▶ Exercise goal
In the material, take the stretch from the line containing "data-point-others (756, 561, 786, 587)" through the line containing "data-point-ba-2 (386, 547, 412, 569)", switch "legend-marker" to "legend-swatch" wherever it occurs, and return only those lines with everything else unchanged.

>> begin Record excerpts

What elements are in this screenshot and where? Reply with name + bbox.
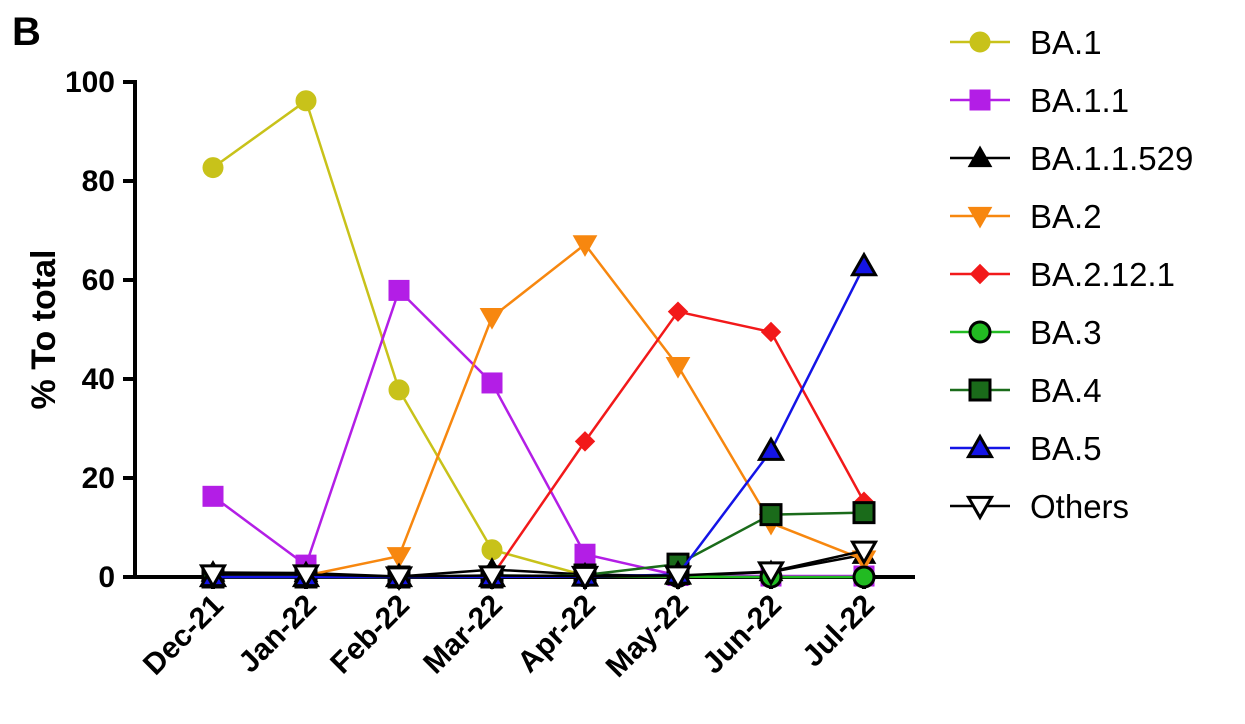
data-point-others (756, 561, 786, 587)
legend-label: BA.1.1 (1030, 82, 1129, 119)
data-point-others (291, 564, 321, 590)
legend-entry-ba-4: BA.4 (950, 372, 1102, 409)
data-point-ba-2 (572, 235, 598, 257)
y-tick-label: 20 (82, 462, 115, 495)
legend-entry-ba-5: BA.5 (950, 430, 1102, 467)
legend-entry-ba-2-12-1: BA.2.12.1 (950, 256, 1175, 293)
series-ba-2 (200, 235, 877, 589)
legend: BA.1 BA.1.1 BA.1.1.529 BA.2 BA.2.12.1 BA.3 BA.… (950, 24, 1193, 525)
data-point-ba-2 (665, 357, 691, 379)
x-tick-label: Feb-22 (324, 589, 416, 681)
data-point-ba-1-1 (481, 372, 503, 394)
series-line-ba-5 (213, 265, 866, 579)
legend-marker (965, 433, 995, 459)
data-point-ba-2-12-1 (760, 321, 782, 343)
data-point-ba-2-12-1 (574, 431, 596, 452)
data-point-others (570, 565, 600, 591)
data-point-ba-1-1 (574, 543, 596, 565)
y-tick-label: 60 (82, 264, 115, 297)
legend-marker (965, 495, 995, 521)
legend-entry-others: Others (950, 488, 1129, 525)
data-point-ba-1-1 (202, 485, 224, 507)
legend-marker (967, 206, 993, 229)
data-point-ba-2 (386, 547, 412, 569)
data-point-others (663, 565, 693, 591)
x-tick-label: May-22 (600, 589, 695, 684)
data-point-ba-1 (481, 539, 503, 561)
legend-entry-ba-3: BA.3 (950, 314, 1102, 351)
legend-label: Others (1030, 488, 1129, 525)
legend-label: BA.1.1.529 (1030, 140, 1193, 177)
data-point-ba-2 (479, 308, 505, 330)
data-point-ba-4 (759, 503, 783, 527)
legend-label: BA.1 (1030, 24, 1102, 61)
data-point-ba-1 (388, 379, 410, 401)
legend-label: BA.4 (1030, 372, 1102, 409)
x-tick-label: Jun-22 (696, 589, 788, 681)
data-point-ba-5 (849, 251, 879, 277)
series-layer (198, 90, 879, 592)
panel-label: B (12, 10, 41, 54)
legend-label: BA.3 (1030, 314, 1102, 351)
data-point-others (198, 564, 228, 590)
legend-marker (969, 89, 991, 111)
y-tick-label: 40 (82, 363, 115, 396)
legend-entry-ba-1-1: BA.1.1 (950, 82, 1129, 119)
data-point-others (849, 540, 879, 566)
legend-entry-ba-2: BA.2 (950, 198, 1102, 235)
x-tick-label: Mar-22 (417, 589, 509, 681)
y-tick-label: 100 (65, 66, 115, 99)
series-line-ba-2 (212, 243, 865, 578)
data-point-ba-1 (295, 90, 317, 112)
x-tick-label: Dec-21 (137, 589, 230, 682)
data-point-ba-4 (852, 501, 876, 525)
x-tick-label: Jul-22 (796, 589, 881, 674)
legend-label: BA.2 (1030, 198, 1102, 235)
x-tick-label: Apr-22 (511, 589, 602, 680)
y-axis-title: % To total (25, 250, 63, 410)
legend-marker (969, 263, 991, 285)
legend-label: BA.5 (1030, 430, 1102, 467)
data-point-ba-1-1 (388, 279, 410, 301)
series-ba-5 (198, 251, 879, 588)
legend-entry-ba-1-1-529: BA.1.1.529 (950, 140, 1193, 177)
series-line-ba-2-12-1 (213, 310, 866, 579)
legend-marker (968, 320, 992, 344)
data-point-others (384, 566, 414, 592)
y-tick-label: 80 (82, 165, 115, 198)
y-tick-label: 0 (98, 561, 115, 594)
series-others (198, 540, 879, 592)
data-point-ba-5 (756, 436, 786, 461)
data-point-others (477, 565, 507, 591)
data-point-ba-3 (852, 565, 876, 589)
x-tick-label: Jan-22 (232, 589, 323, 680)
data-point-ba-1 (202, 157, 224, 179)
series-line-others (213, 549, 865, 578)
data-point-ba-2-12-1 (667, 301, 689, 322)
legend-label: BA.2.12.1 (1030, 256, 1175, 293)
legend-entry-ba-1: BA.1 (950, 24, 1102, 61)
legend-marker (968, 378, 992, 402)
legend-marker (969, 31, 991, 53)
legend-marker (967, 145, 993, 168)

>> end Record excerpts
>> begin Record excerpts

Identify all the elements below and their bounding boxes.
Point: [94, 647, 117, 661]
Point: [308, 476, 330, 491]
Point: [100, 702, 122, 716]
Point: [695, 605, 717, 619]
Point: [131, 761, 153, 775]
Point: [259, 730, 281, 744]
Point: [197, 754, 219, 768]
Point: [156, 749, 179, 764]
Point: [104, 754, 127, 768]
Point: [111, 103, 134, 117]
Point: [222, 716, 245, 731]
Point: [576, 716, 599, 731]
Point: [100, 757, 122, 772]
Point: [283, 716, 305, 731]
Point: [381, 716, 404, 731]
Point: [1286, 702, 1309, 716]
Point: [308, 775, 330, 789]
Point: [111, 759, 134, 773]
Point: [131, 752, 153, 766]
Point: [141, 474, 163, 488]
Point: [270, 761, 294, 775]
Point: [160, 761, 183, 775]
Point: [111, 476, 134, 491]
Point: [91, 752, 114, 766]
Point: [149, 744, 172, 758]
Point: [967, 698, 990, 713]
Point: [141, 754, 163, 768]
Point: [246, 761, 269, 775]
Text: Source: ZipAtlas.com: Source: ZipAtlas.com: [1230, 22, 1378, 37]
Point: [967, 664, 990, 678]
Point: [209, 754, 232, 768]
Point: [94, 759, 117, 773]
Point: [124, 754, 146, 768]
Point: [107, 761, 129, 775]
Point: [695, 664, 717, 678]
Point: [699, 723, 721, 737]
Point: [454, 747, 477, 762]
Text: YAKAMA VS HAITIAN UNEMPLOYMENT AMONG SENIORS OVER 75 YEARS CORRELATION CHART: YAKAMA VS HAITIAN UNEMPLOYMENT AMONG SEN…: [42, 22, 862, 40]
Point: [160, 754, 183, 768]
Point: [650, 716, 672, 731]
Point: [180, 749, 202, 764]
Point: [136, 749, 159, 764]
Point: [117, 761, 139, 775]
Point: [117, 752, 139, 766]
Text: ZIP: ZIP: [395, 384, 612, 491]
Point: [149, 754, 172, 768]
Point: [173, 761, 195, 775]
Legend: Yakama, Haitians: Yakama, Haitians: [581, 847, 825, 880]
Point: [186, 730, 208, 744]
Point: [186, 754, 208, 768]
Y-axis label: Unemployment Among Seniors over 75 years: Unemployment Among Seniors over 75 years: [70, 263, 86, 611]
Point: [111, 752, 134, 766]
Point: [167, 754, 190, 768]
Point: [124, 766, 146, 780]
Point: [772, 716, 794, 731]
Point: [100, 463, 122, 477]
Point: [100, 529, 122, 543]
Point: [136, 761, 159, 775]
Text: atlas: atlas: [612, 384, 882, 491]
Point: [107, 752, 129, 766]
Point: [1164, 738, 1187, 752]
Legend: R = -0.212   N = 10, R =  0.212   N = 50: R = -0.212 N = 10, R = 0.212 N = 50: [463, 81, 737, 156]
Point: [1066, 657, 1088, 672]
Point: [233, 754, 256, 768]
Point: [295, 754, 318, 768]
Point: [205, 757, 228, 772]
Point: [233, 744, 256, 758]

>> end Record excerpts

▶ Written answer
data-point-others (756, 561, 786, 587)
legend-label: BA.1.1 (1030, 82, 1129, 119)
data-point-others (291, 564, 321, 590)
legend-entry-ba-4: BA.4 (950, 372, 1102, 409)
data-point-ba-2 (572, 235, 598, 257)
y-tick-label: 20 (82, 462, 115, 495)
legend-entry-ba-5: BA.5 (950, 430, 1102, 467)
legend-entry-ba-2-12-1: BA.2.12.1 (950, 256, 1175, 293)
series-ba-2 (200, 235, 877, 589)
legend: BA.1 BA.1.1 BA.1.1.529 BA.2 BA.2.12.1 BA.3 BA.… (950, 24, 1193, 525)
data-point-ba-2 (665, 357, 691, 379)
x-tick-label: Feb-22 (324, 589, 416, 681)
data-point-ba-1-1 (481, 372, 503, 394)
series-line-ba-5 (213, 265, 866, 579)
legend-swatch (965, 433, 995, 459)
data-point-ba-2-12-1 (760, 321, 782, 343)
data-point-ba-2-12-1 (574, 431, 596, 452)
data-point-others (570, 565, 600, 591)
data-point-ba-1-1 (574, 543, 596, 565)
y-tick-label: 60 (82, 264, 115, 297)
legend-swatch (965, 495, 995, 521)
legend-entry-others: Others (950, 488, 1129, 525)
data-point-ba-1-1 (202, 485, 224, 507)
legend-swatch (967, 206, 993, 229)
data-point-ba-2 (386, 547, 412, 569)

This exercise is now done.